Challenge: Check every line for the word "value" and state how many lines have it. Reply with the number alone.

Listing:
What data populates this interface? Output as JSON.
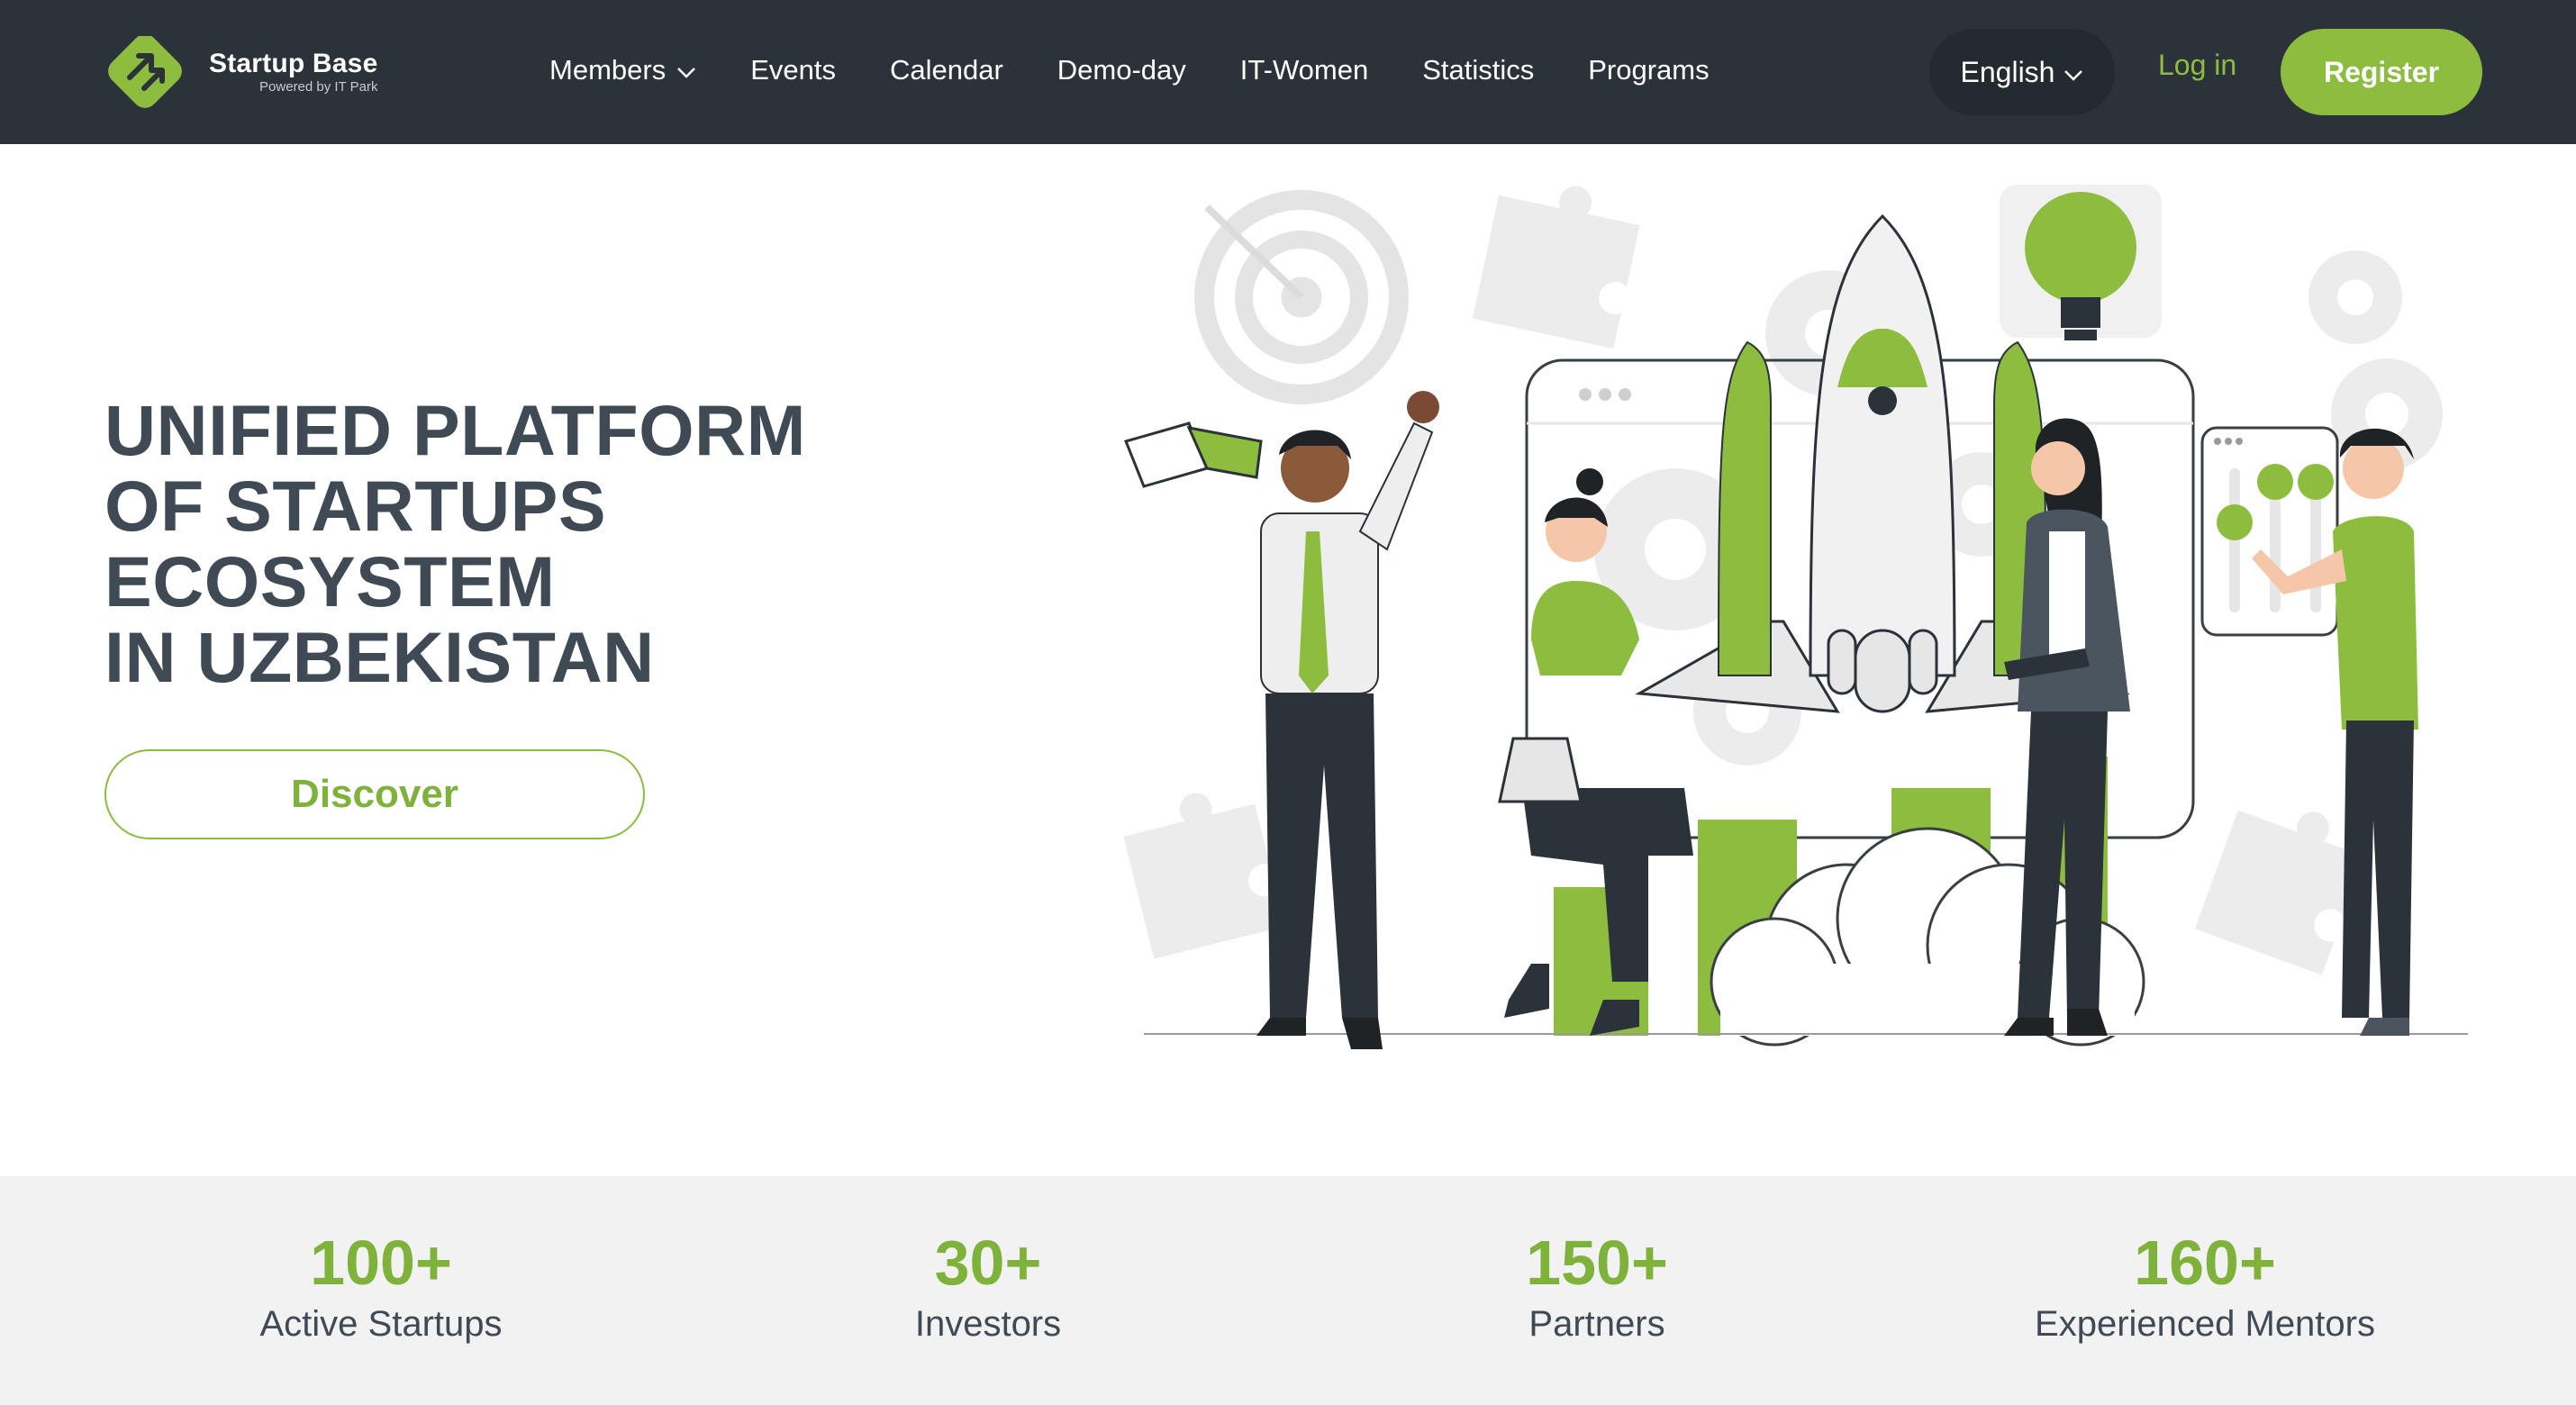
{
  "header": {
    "logo_name": "Startup Base",
    "logo_sub": "Powered by IT Park",
    "nav": [
      {
        "label": "Members",
        "has_dropdown": true
      },
      {
        "label": "Events"
      },
      {
        "label": "Calendar"
      },
      {
        "label": "Demo-day"
      },
      {
        "label": "IT-Women"
      },
      {
        "label": "Statistics"
      },
      {
        "label": "Programs"
      }
    ],
    "language": "English",
    "login_label": "Log in",
    "register_label": "Register"
  },
  "hero": {
    "title_lines": [
      "UNIFIED PLATFORM",
      "OF STARTUPS",
      "ECOSYSTEM",
      "IN UZBEKISTAN"
    ],
    "cta_label": "Discover"
  },
  "stats": [
    {
      "value": "100+",
      "label": "Active Startups"
    },
    {
      "value": "30+",
      "label": "Investors"
    },
    {
      "value": "150+",
      "label": "Partners"
    },
    {
      "value": "160+",
      "label": "Experienced Mentors"
    }
  ],
  "colors": {
    "header_bg": "#2b3239",
    "accent_green": "#8dbd3f",
    "title_text": "#3f4a55",
    "stats_bg": "#f2f2f2"
  }
}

Solution to this task: 4